:: Task to carry out ::
Extract from the listing each line in which the word "Bloomberg" appears.
--- start Available data ---
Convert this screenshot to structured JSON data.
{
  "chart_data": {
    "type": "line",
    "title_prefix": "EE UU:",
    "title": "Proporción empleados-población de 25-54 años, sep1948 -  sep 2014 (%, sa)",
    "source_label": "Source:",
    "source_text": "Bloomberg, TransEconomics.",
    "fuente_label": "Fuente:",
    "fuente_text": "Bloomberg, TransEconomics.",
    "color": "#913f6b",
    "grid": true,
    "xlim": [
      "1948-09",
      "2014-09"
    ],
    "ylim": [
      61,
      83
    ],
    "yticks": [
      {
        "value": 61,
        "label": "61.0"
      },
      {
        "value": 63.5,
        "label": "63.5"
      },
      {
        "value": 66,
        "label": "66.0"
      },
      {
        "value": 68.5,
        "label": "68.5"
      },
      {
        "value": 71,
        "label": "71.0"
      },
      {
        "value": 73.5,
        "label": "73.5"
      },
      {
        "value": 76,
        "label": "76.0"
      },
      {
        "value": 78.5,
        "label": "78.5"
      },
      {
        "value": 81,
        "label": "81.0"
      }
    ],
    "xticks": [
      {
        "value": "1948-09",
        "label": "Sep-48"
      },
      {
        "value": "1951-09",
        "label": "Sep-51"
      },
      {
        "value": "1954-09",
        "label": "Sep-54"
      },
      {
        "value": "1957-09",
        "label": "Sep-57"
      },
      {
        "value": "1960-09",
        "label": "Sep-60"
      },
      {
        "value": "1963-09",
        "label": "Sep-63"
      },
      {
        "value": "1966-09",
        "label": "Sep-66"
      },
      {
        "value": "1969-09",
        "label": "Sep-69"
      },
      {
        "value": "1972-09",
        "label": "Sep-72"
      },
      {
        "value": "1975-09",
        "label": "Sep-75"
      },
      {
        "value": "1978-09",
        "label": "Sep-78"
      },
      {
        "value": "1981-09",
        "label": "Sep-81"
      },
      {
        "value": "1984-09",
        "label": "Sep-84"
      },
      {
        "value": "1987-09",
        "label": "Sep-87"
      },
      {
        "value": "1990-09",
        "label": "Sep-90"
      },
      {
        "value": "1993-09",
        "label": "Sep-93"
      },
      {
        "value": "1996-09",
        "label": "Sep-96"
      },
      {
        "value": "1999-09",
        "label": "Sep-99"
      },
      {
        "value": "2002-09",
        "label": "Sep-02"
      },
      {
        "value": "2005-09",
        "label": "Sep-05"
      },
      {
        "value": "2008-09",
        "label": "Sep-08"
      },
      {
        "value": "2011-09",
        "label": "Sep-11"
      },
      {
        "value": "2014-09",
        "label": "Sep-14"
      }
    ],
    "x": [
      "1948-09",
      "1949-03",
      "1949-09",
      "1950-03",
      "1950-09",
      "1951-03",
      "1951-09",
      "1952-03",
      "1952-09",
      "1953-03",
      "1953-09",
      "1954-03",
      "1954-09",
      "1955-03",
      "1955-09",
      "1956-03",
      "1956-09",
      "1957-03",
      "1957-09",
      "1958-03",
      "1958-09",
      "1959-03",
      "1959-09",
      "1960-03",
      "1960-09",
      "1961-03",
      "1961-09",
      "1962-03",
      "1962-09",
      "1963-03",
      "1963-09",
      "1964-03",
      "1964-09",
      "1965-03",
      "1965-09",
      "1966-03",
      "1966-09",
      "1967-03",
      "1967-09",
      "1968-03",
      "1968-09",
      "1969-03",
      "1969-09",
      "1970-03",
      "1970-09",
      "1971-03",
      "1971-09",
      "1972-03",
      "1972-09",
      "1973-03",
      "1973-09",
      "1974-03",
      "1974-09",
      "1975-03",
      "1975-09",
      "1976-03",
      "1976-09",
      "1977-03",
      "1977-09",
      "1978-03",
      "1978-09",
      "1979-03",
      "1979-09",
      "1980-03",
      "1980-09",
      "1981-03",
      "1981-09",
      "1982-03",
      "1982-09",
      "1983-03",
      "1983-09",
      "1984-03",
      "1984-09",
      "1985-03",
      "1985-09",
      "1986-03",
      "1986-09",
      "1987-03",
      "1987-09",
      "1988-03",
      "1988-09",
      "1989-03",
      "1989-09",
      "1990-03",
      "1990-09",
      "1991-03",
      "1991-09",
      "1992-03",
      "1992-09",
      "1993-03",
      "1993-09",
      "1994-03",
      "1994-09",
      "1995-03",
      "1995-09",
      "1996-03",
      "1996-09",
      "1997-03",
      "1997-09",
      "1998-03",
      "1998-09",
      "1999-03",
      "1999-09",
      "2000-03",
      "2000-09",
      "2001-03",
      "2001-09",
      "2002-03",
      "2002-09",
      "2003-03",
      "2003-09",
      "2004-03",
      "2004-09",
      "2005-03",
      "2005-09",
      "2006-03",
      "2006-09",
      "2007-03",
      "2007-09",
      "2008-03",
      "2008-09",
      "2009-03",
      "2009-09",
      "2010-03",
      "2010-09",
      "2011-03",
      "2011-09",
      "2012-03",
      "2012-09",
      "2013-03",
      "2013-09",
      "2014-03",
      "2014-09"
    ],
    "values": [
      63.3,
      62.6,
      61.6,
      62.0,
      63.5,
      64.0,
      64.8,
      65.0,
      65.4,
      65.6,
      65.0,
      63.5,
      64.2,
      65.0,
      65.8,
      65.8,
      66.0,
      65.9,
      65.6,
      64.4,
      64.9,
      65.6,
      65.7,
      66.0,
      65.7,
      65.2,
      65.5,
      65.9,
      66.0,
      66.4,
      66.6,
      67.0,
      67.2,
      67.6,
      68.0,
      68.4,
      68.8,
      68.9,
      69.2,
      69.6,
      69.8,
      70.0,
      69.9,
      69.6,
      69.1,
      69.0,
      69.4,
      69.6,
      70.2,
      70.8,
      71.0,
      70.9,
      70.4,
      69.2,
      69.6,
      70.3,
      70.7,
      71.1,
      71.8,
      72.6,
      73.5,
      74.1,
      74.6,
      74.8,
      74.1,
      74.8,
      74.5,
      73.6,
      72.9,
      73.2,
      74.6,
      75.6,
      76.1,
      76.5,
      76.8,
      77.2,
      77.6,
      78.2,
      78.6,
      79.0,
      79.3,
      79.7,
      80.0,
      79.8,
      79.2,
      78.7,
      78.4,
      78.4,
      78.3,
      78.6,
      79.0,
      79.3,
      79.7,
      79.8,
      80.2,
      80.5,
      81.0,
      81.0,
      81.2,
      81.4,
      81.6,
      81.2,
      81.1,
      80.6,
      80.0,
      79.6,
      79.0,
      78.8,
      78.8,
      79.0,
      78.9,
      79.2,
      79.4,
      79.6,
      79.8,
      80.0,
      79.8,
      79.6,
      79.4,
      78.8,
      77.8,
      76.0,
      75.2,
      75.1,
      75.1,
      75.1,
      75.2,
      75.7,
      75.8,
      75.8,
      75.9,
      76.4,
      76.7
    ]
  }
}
--- end Available data ---
:: Task answer ::
    "source_text": "Bloomberg, TransEconomics.",
    "fuente_text": "Bloomberg, TransEconomics.",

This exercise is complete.